- _PROBLEM DESCRIPTION_
Using the data below, copy every line that contains the word "companies".

[Dataset entries]
#####

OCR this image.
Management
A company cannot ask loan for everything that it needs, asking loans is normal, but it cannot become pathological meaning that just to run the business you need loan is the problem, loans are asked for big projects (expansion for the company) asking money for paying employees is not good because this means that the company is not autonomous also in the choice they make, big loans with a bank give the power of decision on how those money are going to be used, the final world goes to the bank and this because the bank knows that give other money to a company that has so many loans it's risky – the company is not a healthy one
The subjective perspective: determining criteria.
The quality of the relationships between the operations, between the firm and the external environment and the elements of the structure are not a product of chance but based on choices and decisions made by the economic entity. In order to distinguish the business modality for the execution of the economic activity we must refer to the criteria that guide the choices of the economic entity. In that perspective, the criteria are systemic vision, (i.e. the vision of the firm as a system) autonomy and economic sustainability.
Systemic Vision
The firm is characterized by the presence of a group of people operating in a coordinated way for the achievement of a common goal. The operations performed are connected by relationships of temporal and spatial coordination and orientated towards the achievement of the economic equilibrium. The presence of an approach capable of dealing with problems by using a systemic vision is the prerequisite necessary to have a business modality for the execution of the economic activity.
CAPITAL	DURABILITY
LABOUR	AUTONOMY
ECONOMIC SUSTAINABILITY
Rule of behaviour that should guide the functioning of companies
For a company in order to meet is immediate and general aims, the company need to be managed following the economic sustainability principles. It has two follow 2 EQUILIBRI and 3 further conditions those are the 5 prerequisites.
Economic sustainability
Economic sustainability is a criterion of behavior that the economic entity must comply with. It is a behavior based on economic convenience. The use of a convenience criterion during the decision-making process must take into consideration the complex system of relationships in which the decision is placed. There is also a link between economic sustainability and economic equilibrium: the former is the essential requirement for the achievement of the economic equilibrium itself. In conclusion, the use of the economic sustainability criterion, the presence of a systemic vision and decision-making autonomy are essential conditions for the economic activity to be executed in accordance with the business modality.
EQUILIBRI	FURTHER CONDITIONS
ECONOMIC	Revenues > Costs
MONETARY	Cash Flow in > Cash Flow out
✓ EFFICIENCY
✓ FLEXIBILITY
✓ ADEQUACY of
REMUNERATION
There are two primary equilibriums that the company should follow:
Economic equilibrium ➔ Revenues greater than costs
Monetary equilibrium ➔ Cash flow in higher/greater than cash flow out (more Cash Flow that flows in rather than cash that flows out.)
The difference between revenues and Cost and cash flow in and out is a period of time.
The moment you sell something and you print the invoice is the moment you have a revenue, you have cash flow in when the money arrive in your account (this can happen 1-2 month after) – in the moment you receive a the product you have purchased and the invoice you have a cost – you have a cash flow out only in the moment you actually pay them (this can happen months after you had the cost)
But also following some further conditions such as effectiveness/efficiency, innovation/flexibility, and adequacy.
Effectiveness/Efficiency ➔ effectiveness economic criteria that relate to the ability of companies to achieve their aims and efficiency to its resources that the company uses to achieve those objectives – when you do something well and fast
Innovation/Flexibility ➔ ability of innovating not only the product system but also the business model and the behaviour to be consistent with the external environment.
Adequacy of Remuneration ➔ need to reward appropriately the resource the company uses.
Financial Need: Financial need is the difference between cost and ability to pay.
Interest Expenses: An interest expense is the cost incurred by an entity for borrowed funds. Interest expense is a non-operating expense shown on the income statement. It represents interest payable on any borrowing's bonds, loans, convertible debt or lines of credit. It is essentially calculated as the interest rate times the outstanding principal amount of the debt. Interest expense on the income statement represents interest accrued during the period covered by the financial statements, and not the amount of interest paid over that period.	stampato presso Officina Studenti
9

#####

- _THE OUTPUT_
Rule of behaviour that should guide the functioning of companies
Effectiveness/Efficiency ➔ effectiveness economic criteria that relate to the ability of companies to achieve their aims and efficiency to its resources that the company uses to achieve those objectives – when you do something well and fast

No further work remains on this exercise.